===== Task inputs =====
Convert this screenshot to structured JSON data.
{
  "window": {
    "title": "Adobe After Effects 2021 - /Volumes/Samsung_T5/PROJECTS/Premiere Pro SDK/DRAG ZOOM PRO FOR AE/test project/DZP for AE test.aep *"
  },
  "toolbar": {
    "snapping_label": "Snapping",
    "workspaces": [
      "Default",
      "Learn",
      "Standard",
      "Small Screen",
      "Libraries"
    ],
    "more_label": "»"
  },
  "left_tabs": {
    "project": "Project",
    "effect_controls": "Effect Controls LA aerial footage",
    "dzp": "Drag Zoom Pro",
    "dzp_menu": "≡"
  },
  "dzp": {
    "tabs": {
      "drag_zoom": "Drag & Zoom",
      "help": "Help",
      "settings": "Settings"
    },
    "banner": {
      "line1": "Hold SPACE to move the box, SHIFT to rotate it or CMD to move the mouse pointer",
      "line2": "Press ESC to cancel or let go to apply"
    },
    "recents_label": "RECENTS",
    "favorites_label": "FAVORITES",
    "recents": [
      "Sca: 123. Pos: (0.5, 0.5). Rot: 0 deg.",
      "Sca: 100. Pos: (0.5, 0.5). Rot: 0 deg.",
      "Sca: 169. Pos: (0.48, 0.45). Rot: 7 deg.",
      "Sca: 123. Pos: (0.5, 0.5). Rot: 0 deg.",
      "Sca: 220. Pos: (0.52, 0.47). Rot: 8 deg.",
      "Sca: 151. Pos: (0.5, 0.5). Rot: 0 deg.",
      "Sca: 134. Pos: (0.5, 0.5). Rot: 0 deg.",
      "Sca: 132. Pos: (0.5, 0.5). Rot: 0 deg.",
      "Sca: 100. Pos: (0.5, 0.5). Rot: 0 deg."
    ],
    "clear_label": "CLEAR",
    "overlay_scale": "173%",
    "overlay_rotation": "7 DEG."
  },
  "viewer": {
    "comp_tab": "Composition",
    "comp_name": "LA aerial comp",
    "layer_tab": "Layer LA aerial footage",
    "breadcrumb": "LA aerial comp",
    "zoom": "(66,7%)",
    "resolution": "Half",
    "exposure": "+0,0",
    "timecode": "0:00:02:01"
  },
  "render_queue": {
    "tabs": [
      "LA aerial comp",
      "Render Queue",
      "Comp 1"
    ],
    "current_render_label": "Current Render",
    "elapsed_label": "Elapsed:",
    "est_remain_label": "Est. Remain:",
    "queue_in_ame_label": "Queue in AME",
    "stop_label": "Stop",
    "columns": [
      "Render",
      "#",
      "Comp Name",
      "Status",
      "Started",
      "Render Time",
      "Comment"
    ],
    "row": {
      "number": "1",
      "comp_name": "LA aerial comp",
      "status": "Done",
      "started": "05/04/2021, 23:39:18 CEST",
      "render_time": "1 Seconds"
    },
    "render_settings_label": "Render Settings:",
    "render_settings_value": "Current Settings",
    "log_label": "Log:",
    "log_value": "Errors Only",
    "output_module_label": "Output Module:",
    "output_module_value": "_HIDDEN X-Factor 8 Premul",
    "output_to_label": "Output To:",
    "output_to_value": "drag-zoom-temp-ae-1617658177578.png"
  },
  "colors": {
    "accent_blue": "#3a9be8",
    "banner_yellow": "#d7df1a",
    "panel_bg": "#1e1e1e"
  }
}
=====
===== Task inputs =====
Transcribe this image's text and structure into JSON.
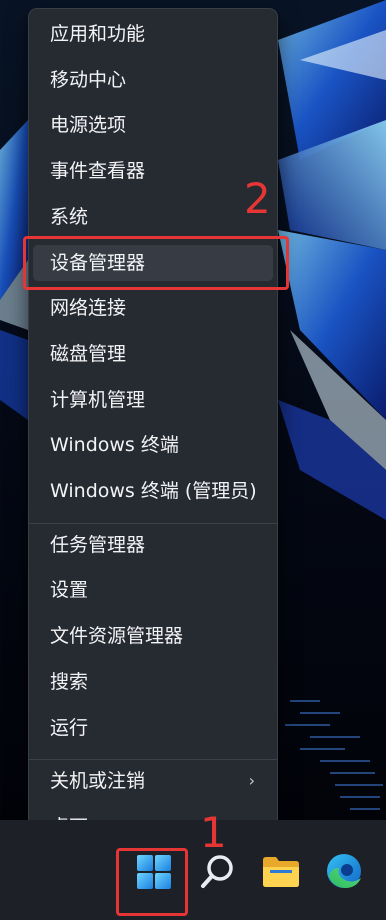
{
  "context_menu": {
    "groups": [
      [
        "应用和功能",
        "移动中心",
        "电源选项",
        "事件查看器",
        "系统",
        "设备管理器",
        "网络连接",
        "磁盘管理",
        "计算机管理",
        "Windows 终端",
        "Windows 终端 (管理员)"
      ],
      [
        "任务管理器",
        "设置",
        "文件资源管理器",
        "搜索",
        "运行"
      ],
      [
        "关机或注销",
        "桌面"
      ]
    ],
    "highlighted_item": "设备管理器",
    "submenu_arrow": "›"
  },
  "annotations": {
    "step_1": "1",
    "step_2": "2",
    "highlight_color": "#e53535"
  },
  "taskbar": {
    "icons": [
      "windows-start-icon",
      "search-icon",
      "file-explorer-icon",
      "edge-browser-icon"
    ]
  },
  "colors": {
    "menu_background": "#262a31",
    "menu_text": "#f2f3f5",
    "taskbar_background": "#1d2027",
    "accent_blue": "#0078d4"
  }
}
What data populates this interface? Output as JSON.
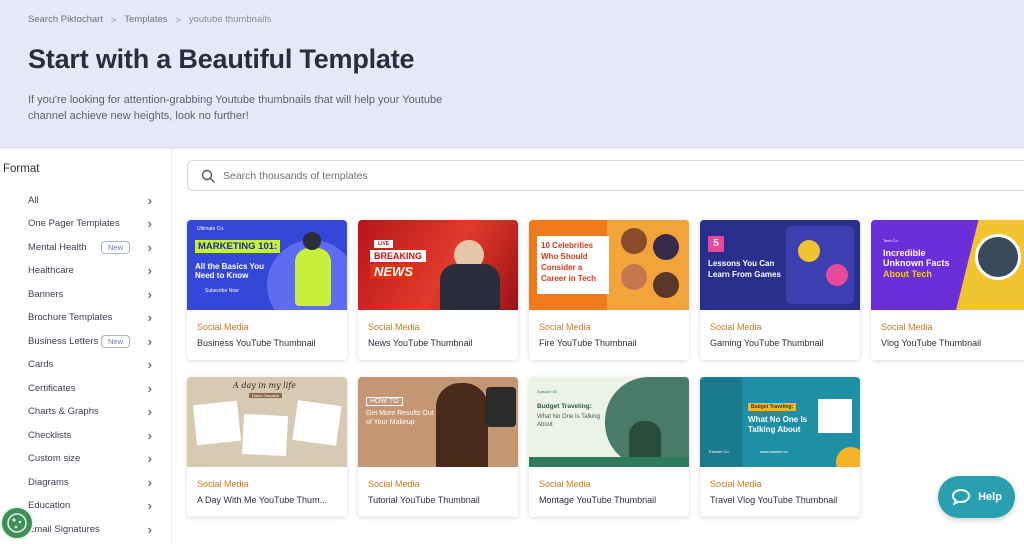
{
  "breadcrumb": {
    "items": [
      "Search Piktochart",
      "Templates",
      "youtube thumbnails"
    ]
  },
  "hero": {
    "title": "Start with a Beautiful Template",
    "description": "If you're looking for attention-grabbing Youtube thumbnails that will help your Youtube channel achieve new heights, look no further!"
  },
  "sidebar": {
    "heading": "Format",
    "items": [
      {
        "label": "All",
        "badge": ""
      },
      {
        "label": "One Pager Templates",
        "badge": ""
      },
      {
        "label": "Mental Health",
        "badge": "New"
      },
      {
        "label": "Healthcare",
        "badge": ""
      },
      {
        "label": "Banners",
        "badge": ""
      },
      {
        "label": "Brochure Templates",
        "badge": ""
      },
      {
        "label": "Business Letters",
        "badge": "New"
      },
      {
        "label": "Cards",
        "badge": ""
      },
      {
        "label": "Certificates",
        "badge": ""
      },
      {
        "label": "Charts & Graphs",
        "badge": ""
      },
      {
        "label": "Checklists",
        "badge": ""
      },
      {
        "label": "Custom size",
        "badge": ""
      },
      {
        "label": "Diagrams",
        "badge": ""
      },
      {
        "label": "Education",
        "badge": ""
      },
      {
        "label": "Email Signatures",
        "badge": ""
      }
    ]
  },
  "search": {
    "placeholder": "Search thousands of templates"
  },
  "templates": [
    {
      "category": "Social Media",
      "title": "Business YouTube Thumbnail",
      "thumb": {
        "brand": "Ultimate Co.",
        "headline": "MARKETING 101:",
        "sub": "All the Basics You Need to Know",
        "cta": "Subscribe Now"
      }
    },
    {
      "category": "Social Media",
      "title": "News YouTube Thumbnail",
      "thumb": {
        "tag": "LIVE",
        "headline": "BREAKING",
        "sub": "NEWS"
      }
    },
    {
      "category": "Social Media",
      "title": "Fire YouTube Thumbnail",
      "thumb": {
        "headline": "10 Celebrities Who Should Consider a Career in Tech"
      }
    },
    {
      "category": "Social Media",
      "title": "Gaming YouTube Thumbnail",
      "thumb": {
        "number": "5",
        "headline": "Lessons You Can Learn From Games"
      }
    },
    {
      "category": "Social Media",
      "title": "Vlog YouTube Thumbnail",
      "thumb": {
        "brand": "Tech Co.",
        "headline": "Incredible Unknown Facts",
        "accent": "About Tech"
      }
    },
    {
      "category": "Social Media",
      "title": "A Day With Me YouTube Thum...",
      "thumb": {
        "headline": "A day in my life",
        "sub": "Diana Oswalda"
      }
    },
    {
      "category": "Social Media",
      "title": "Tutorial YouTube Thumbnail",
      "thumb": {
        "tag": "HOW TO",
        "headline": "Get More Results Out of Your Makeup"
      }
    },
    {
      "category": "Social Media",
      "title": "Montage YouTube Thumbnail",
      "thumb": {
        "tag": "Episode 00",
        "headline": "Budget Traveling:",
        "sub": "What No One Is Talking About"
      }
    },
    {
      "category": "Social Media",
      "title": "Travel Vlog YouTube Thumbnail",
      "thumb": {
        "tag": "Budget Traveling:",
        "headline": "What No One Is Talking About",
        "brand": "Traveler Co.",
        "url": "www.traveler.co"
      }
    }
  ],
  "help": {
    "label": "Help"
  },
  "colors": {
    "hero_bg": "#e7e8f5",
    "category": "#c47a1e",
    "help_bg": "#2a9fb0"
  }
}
=====
- Exercise objective
Copy every line of the data that holds the string "Vlog".

- Written reply
      "title": "Vlog YouTube Thumbnail",
      "title": "Travel Vlog YouTube Thumbnail",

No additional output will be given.